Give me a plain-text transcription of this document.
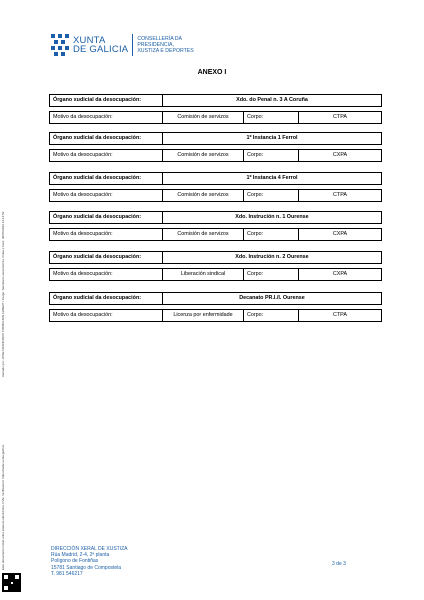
XUNTA
DE GALICIA
CONSELLERÍA DA
PRESIDENCIA,
XUSTIZA E DEPORTES
ANEXO I
Órgano xudicial da desocupación:	Xdo. do Penal n. 3 A Coruña		

Motivo da desocupación:	Comisión de servizos	Corpo:	CTPA
Órgano xudicial da desocupación:	1º Instancia 1 Ferrol		

Motivo da desocupación:	Comisión de servizos	Corpo:	CXPA
Órgano xudicial da desocupación:	1º Instancia 4 Ferrol		

Motivo da desocupación:	Comisión de servizos	Corpo:	CTPA
Órgano xudicial da desocupación:	Xdo. Instrución n. 1 Ourense		

Motivo da desocupación:	Comisión de servizos	Corpo:	CXPA
Órgano xudicial da desocupación:	Xdo. Instrución n. 2 Ourense		

Motivo da desocupación:	Liberación sindical	Corpo:	CXPA
Órgano xudicial da desocupación:	Decanato PR.I./I. Ourense		

Motivo da desocupación:	Licenza por enfermidade	Corpo:	CTPA
Asinado por: JOSE FRANCISCO TRONCHON ALBERT / Cargo: Secretario xeral técnico / Data e hora: 30/07/2024 14:14:52
Este documento inclúe unha sinatura electrónica. CVE: Verificación: https://sede.xunta.gal/cve	DIRECCIÓN XERAL DE XUSTIZA
Rúa Madrid, 2-4, 2ª planta
Polígono de Fontiñas
15781 Santiago de Compostela
T. 981 546217
3 de 3
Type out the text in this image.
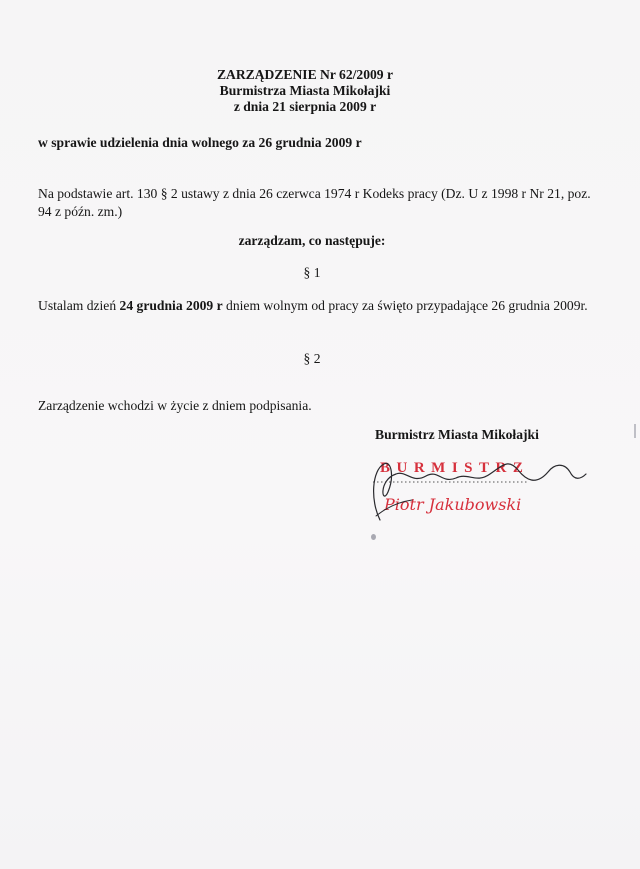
ZARZĄDZENIE Nr 62/2009 r
Burmistrza Miasta Mikołajki
z dnia 21 sierpnia 2009 r
w sprawie udzielenia dnia wolnego za 26 grudnia 2009 r
Na podstawie art. 130 § 2 ustawy z dnia 26 czerwca 1974 r Kodeks pracy (Dz. U z 1998 r Nr 21, poz. 94 z późn. zm.)
zarządzam, co następuje:
§ 1
Ustalam dzień 24 grudnia 2009 r dniem wolnym od pracy za święto przypadające 26 grudnia 2009r.
§ 2
Zarządzenie wchodzi w życie z dniem podpisania.
Burmistrz Miasta Mikołajki
BURMISTRZ
Piotr Jakubowski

++++++++++

TASK TO CARRY OUT :: Reply with nothing but the number of lines that contain the word "Instrución".

SOLVED EXERCISE :: 2